--- START OF Given records ---

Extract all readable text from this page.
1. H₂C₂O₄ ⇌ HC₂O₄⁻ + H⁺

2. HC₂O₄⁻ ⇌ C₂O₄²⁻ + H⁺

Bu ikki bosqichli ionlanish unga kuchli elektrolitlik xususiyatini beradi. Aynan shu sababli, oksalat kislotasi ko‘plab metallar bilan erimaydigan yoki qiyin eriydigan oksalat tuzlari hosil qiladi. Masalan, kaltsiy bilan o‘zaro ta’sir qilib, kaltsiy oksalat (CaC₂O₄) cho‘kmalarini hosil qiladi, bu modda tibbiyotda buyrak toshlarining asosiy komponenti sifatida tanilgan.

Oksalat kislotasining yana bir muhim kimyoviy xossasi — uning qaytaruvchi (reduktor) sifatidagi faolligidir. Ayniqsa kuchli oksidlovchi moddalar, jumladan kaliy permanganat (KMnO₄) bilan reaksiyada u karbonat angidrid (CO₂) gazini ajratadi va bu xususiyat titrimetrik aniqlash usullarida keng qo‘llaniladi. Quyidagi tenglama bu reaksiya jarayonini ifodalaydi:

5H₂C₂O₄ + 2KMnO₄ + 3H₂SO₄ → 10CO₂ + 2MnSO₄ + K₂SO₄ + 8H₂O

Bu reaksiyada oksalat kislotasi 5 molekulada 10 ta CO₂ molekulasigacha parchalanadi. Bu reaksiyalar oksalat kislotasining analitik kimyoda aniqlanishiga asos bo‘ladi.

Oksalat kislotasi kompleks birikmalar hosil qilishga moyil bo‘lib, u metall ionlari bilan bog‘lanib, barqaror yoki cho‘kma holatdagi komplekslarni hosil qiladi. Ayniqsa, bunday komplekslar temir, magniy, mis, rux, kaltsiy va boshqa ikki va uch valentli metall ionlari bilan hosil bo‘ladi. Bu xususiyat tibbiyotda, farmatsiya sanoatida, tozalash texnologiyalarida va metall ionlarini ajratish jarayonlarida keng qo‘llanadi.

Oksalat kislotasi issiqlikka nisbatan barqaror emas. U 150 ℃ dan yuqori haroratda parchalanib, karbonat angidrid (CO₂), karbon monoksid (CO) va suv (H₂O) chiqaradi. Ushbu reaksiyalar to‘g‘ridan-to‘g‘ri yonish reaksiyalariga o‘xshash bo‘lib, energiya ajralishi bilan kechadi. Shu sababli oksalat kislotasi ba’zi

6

--- END OF Given records ---

== Given exercise ==
Transcribe all of the lines in the records precisely.

== Right answer ==
Extract all readable text from this page.
1. H₂C₂O₄ ⇌ HC₂O₄⁻ + H⁺

2. HC₂O₄⁻ ⇌ C₂O₄²⁻ + H⁺

Bu ikki bosqichli ionlanish unga kuchli elektrolitlik xususiyatini beradi. Aynan shu sababli, oksalat kislotasi ko‘plab metallar bilan erimaydigan yoki qiyin eriydigan oksalat tuzlari hosil qiladi. Masalan, kaltsiy bilan o‘zaro ta’sir qilib, kaltsiy oksalat (CaC₂O₄) cho‘kmalarini hosil qiladi, bu modda tibbiyotda buyrak toshlarining asosiy komponenti sifatida tanilgan.

Oksalat kislotasining yana bir muhim kimyoviy xossasi — uning qaytaruvchi (reduktor) sifatidagi faolligidir. Ayniqsa kuchli oksidlovchi moddalar, jumladan kaliy permanganat (KMnO₄) bilan reaksiyada u karbonat angidrid (CO₂) gazini ajratadi va bu xususiyat titrimetrik aniqlash usullarida keng qo‘llaniladi. Quyidagi tenglama bu reaksiya jarayonini ifodalaydi:

5H₂C₂O₄ + 2KMnO₄ + 3H₂SO₄ → 10CO₂ + 2MnSO₄ + K₂SO₄ + 8H₂O

Bu reaksiyada oksalat kislotasi 5 molekulada 10 ta CO₂ molekulasigacha parchalanadi. Bu reaksiyalar oksalat kislotasining analitik kimyoda aniqlanishiga asos bo‘ladi.

Oksalat kislotasi kompleks birikmalar hosil qilishga moyil bo‘lib, u metall ionlari bilan bog‘lanib, barqaror yoki cho‘kma holatdagi komplekslarni hosil qiladi. Ayniqsa, bunday komplekslar temir, magniy, mis, rux, kaltsiy va boshqa ikki va uch valentli metall ionlari bilan hosil bo‘ladi. Bu xususiyat tibbiyotda, farmatsiya sanoatida, tozalash texnologiyalarida va metall ionlarini ajratish jarayonlarida keng qo‘llanadi.

Oksalat kislotasi issiqlikka nisbatan barqaror emas. U 150 ℃ dan yuqori haroratda parchalanib, karbonat angidrid (CO₂), karbon monoksid (CO) va suv (H₂O) chiqaradi. Ushbu reaksiyalar to‘g‘ridan-to‘g‘ri yonish reaksiyalariga o‘xshash bo‘lib, energiya ajralishi bilan kechadi. Shu sababli oksalat kislotasi ba’zi

6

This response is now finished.